Image region annotations
+ + + + + + +

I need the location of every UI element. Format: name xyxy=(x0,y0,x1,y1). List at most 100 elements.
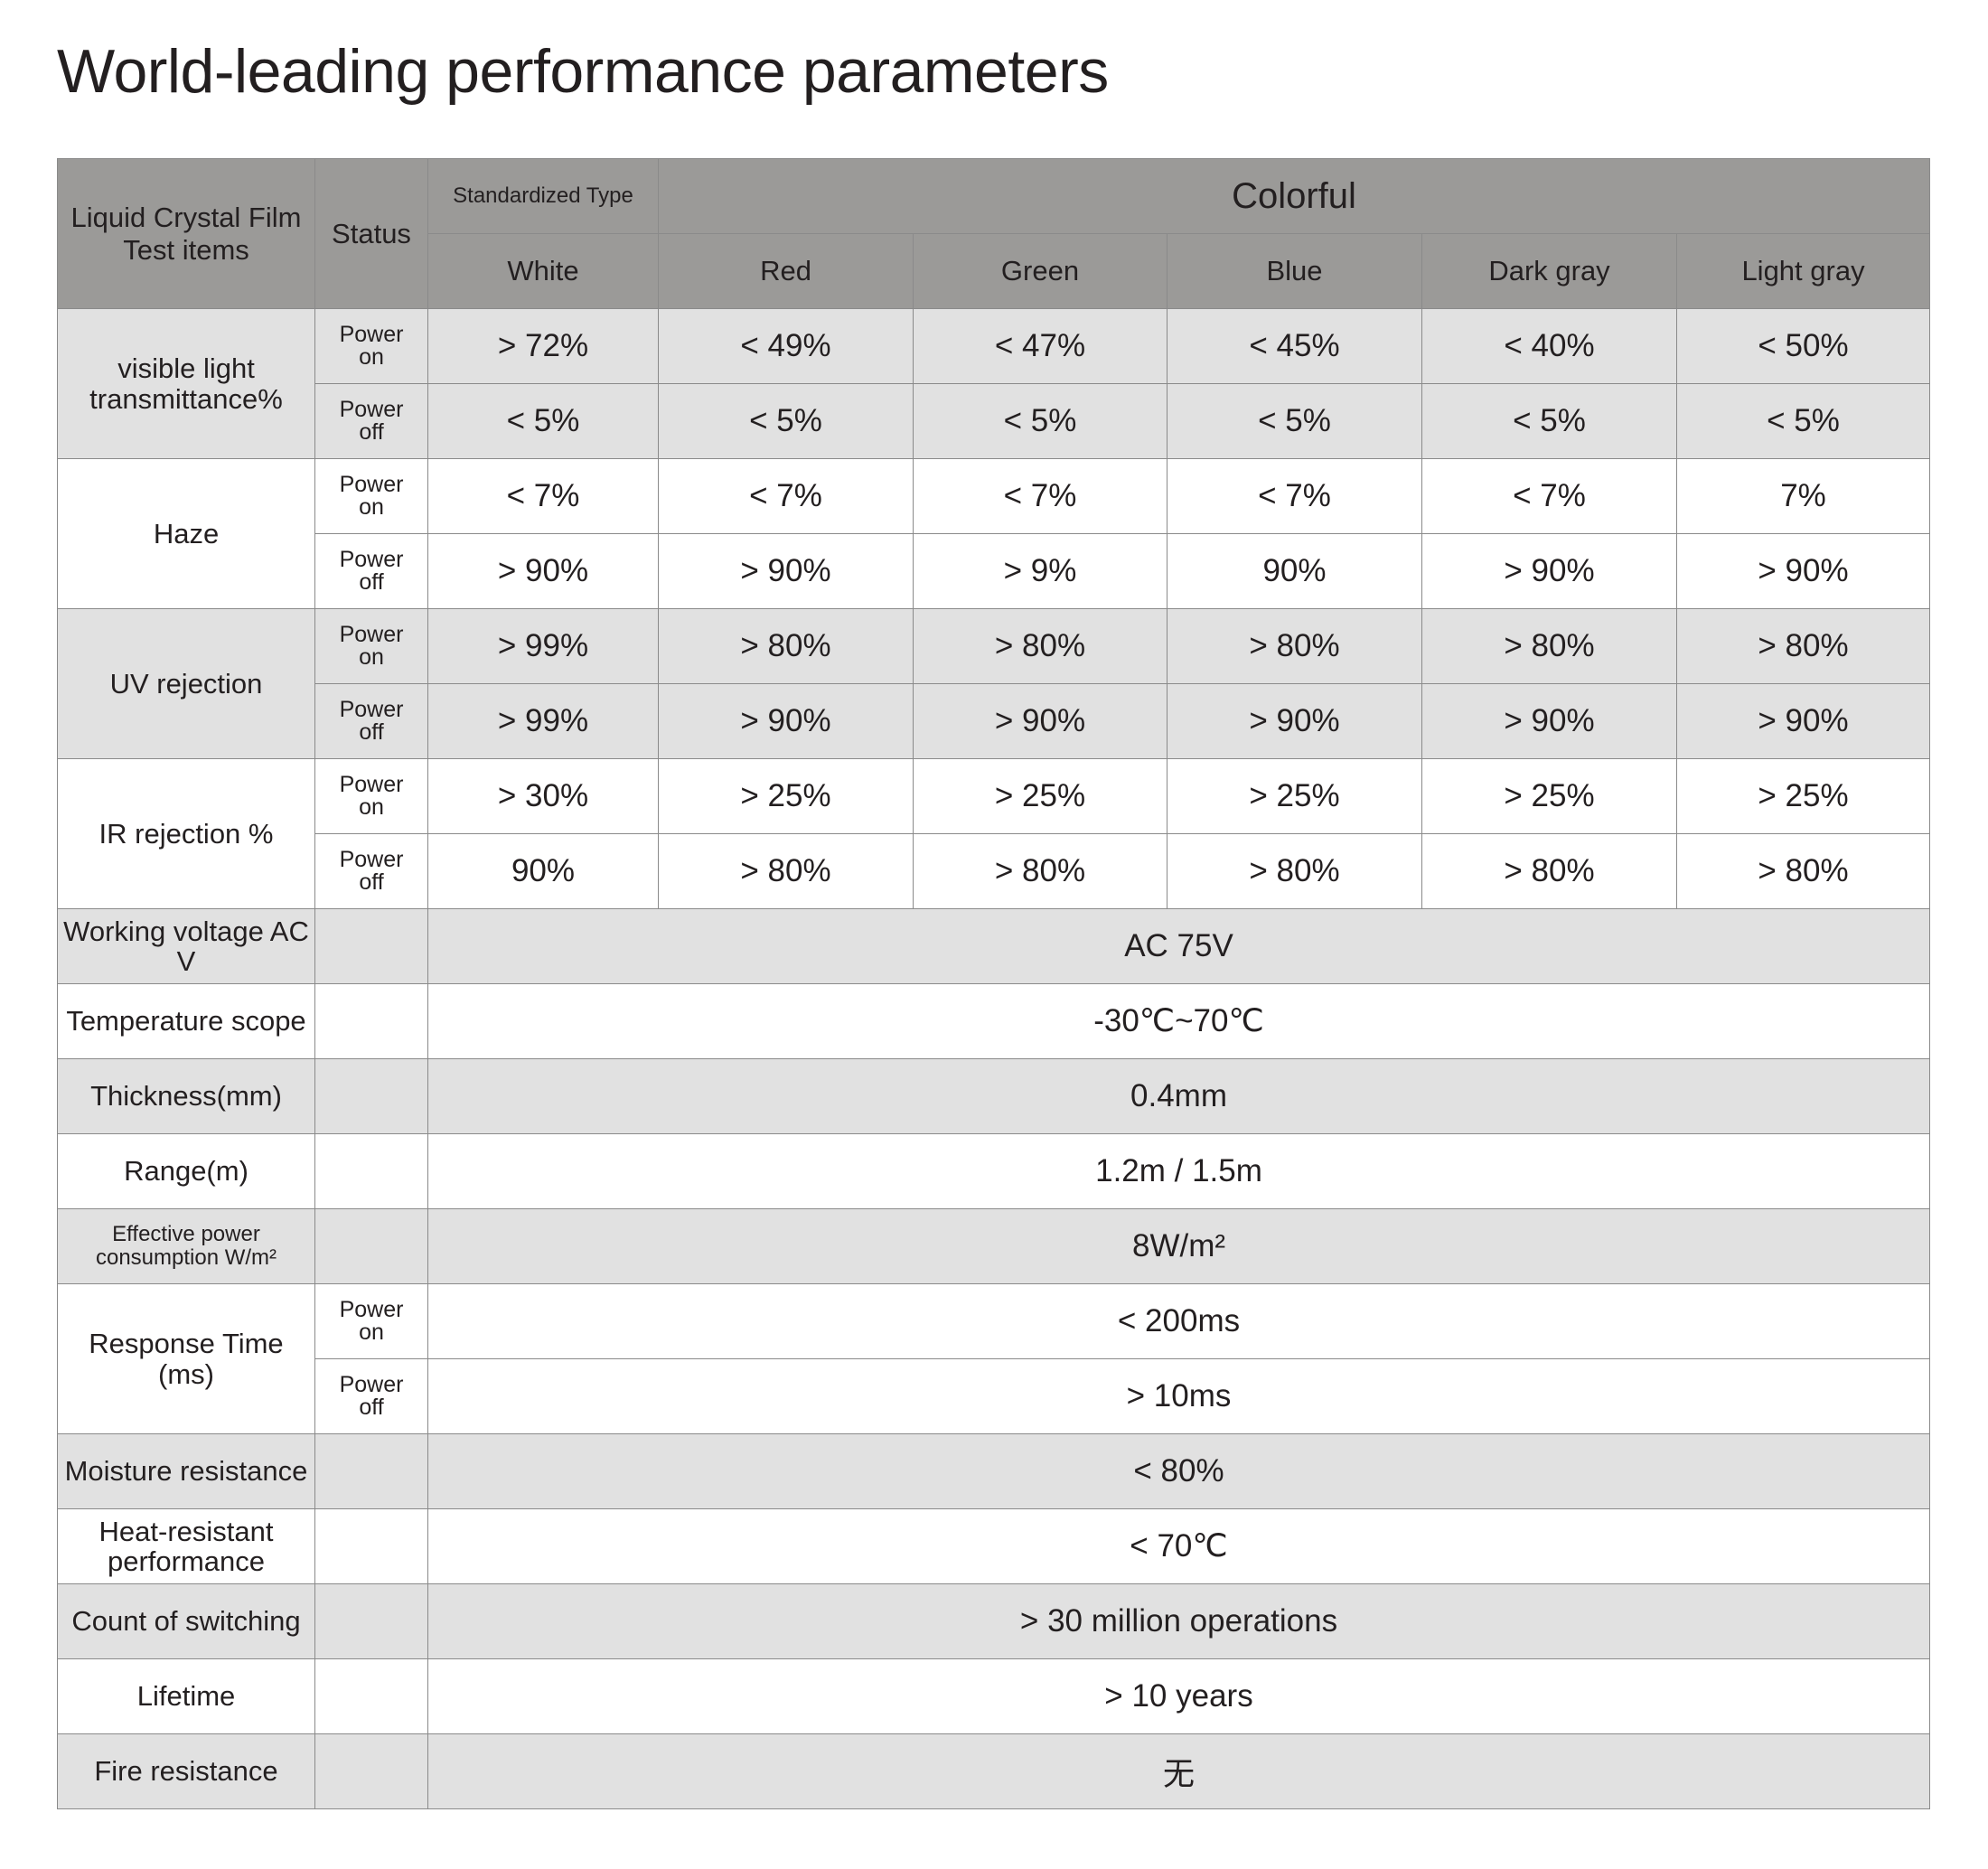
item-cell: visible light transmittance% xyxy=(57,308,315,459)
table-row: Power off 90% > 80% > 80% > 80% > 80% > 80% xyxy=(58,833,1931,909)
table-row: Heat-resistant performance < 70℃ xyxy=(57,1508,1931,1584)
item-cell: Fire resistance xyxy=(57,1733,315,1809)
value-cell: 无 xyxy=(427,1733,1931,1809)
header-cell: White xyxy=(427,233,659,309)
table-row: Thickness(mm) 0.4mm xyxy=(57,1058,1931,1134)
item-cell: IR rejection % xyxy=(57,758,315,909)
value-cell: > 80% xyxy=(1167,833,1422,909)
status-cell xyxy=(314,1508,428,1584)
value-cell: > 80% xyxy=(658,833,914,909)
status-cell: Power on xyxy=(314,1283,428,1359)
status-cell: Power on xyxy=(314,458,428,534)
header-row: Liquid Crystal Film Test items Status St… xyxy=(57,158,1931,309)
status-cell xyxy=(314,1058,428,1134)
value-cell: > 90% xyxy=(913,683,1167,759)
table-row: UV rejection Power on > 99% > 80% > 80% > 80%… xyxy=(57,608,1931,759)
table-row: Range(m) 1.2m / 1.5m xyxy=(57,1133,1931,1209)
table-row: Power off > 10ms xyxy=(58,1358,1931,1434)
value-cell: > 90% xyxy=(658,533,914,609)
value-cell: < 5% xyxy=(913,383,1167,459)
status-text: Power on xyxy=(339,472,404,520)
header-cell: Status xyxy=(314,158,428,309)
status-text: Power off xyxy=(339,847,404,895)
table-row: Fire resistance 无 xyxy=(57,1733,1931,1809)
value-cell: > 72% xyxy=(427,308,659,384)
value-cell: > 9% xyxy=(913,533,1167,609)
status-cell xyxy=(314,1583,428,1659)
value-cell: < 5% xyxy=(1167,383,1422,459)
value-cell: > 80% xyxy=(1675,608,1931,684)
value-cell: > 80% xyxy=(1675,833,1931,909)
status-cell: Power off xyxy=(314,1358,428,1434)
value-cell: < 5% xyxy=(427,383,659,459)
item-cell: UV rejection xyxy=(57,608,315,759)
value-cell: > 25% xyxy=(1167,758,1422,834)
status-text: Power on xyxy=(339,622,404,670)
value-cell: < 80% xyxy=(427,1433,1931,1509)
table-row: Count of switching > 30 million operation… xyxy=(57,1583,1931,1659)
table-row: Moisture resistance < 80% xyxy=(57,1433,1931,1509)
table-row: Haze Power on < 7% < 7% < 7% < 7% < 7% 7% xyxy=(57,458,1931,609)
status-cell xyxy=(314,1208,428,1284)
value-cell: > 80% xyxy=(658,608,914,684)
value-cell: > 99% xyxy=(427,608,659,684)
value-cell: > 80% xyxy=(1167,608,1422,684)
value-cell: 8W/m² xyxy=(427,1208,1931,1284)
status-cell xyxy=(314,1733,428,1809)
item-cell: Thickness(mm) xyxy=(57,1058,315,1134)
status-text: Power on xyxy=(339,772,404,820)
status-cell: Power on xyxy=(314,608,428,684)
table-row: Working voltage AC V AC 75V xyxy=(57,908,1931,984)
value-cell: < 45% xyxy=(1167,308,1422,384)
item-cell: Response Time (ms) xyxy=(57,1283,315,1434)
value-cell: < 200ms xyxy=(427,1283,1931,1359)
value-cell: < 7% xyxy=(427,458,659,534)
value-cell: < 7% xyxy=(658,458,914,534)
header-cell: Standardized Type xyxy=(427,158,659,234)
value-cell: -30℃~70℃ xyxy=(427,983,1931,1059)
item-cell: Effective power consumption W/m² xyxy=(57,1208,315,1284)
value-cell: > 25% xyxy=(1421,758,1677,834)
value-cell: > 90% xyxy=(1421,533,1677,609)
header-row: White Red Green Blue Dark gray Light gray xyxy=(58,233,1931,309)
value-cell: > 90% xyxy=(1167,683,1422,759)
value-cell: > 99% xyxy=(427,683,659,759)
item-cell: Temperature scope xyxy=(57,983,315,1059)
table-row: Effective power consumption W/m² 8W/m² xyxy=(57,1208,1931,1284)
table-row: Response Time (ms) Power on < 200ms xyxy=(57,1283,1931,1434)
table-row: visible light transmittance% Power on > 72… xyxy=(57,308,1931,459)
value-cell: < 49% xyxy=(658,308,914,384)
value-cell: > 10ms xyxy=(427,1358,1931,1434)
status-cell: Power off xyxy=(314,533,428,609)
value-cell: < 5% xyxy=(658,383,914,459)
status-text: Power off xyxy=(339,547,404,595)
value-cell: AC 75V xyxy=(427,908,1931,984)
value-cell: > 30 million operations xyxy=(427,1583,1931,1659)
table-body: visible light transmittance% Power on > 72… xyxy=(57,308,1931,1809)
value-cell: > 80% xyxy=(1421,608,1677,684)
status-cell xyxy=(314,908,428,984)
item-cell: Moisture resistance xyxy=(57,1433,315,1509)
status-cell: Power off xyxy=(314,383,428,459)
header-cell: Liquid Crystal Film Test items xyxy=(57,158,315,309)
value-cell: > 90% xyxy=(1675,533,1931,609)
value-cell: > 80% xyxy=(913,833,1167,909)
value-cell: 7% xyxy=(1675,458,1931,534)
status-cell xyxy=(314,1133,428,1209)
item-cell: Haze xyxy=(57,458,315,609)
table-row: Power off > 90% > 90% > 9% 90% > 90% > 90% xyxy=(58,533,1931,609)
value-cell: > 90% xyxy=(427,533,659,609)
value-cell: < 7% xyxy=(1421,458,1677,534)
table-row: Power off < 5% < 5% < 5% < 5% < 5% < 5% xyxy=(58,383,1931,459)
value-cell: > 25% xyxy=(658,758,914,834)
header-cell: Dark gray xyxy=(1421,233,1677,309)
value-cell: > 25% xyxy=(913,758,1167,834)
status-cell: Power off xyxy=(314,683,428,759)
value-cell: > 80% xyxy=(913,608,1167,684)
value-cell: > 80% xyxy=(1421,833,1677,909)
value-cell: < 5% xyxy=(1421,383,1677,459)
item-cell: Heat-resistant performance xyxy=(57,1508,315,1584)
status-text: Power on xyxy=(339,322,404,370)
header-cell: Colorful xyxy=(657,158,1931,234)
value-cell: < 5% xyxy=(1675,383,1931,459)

+ + + + + + +

__Given exercise__
Output all of the lines above as a numbered list, skipping any blank lines and leaving out the pictures.

__Completed task__
1. I need the location of every UI element. Format: name xyxy=(x0,y0,x1,y1). List at most 100 elements.
2. item-cell: visible light transmittance% xyxy=(57,308,315,459)
3. table-row: Power off 90% > 80% > 80% > 80% > 80% > 80% xyxy=(58,833,1931,909)
4. table-row: Heat-resistant performance < 70℃ xyxy=(57,1508,1931,1584)
5. item-cell: Fire resistance xyxy=(57,1733,315,1809)
6. value-cell: 无 xyxy=(427,1733,1931,1809)
7. header-cell: White xyxy=(427,233,659,309)
8. table-row: Thickness(mm) 0.4mm xyxy=(57,1058,1931,1134)
9. item-cell: IR rejection % xyxy=(57,758,315,909)
10. value-cell: > 80% xyxy=(1167,833,1422,909)
11. status-cell xyxy=(314,1508,428,1584)
12. value-cell: > 80% xyxy=(658,833,914,909)
13. status-cell: Power on xyxy=(314,1283,428,1359)
14. status-cell: Power on xyxy=(314,458,428,534)
15. header-row: Liquid Crystal Film Test items Status St… xyxy=(57,158,1931,309)
16. status-cell xyxy=(314,1058,428,1134)
17. value-cell: > 90% xyxy=(913,683,1167,759)
18. table-row: UV rejection Power on > 99% > 80% > 80% > 80%… xyxy=(57,608,1931,759)
19. table-row: Range(m) 1.2m / 1.5m xyxy=(57,1133,1931,1209)
20. table-row: Power off > 10ms xyxy=(58,1358,1931,1434)
21. value-cell: > 90% xyxy=(658,533,914,609)
22. value-cell: < 5% xyxy=(913,383,1167,459)
23. status-text: Power on xyxy=(339,472,404,520)
24. header-cell: Status xyxy=(314,158,428,309)
25. status-text: Power off xyxy=(339,847,404,895)
26. table-row: Fire resistance 无 xyxy=(57,1733,1931,1809)
27. value-cell: > 72% xyxy=(427,308,659,384)
28. value-cell: > 9% xyxy=(913,533,1167,609)
29. status-cell xyxy=(314,1583,428,1659)
30. value-cell: < 5% xyxy=(1167,383,1422,459)
31. value-cell: > 80% xyxy=(1675,608,1931,684)
32. value-cell: > 80% xyxy=(1675,833,1931,909)
33. status-cell: Power off xyxy=(314,1358,428,1434)
34. value-cell: < 5% xyxy=(427,383,659,459)
35. item-cell: UV rejection xyxy=(57,608,315,759)
36. value-cell: > 25% xyxy=(1167,758,1422,834)
37. status-text: Power on xyxy=(339,622,404,670)
38. value-cell: < 80% xyxy=(427,1433,1931,1509)
39. table-row: Count of switching > 30 million operation… xyxy=(57,1583,1931,1659)
40. table-row: Moisture resistance < 80% xyxy=(57,1433,1931,1509)
41. table-row: Haze Power on < 7% < 7% < 7% < 7% < 7% 7% xyxy=(57,458,1931,609)
42. status-cell xyxy=(314,1208,428,1284)
43. value-cell: > 80% xyxy=(658,608,914,684)
44. value-cell: > 99% xyxy=(427,608,659,684)
45. value-cell: > 80% xyxy=(1167,608,1422,684)
46. value-cell: 8W/m² xyxy=(427,1208,1931,1284)
47. status-cell xyxy=(314,1733,428,1809)
48. item-cell: Thickness(mm) xyxy=(57,1058,315,1134)
49. status-text: Power on xyxy=(339,772,404,820)
50. status-cell: Power on xyxy=(314,608,428,684)
51. table-row: Working voltage AC V AC 75V xyxy=(57,908,1931,984)
52. value-cell: < 45% xyxy=(1167,308,1422,384)
53. item-cell: Response Time (ms) xyxy=(57,1283,315,1434)
54. value-cell: < 200ms xyxy=(427,1283,1931,1359)
55. value-cell: < 7% xyxy=(427,458,659,534)
56. value-cell: < 7% xyxy=(658,458,914,534)
57. header-cell: Standardized Type xyxy=(427,158,659,234)
58. value-cell: -30℃~70℃ xyxy=(427,983,1931,1059)
59. item-cell: Effective power consumption W/m² xyxy=(57,1208,315,1284)
60. value-cell: > 25% xyxy=(1421,758,1677,834)
61. value-cell: > 90% xyxy=(1421,533,1677,609)
62. header-row: White Red Green Blue Dark gray Light gray xyxy=(58,233,1931,309)
63. value-cell: > 90% xyxy=(1167,683,1422,759)
64. value-cell: > 99% xyxy=(427,683,659,759)
65. item-cell: Temperature scope xyxy=(57,983,315,1059)
66. table-row: Effective power consumption W/m² 8W/m² xyxy=(57,1208,1931,1284)
67. table-row: Response Time (ms) Power on < 200ms xyxy=(57,1283,1931,1434)
68. table-row: visible light transmittance% Power on > 72… xyxy=(57,308,1931,459)
69. value-cell: < 49% xyxy=(658,308,914,384)
70. value-cell: > 10ms xyxy=(427,1358,1931,1434)
71. status-cell: Power off xyxy=(314,533,428,609)
72. value-cell: < 5% xyxy=(658,383,914,459)
73. status-text: Power off xyxy=(339,547,404,595)
74. value-cell: AC 75V xyxy=(427,908,1931,984)
75. value-cell: > 30 million operations xyxy=(427,1583,1931,1659)
76. table-body: visible light transmittance% Power on > 72… xyxy=(57,308,1931,1809)
77. value-cell: > 80% xyxy=(1421,608,1677,684)
78. status-cell xyxy=(314,908,428,984)
79. item-cell: Moisture resistance xyxy=(57,1433,315,1509)
80. status-cell: Power off xyxy=(314,383,428,459)
81. header-cell: Liquid Crystal Film Test items xyxy=(57,158,315,309)
82. value-cell: > 90% xyxy=(1675,533,1931,609)
83. value-cell: > 80% xyxy=(913,833,1167,909)
84. value-cell: 7% xyxy=(1675,458,1931,534)
85. status-cell xyxy=(314,1133,428,1209)
86. item-cell: Haze xyxy=(57,458,315,609)
87. table-row: Power off > 90% > 90% > 9% 90% > 90% > 90% xyxy=(58,533,1931,609)
88. value-cell: > 90% xyxy=(427,533,659,609)
89. value-cell: < 7% xyxy=(1421,458,1677,534)
90. table-row: Power off < 5% < 5% < 5% < 5% < 5% < 5% xyxy=(58,383,1931,459)
91. value-cell: > 25% xyxy=(658,758,914,834)
92. header-cell: Dark gray xyxy=(1421,233,1677,309)
93. value-cell: > 25% xyxy=(913,758,1167,834)
94. status-cell: Power off xyxy=(314,683,428,759)
95. value-cell: > 80% xyxy=(913,608,1167,684)
96. value-cell: > 80% xyxy=(1421,833,1677,909)
97. value-cell: < 5% xyxy=(1421,383,1677,459)
98. item-cell: Heat-resistant performance xyxy=(57,1508,315,1584)
99. status-text: Power on xyxy=(339,322,404,370)
100. header-cell: Colorful xyxy=(657,158,1931,234)
101. value-cell: < 5% xyxy=(1675,383,1931,459)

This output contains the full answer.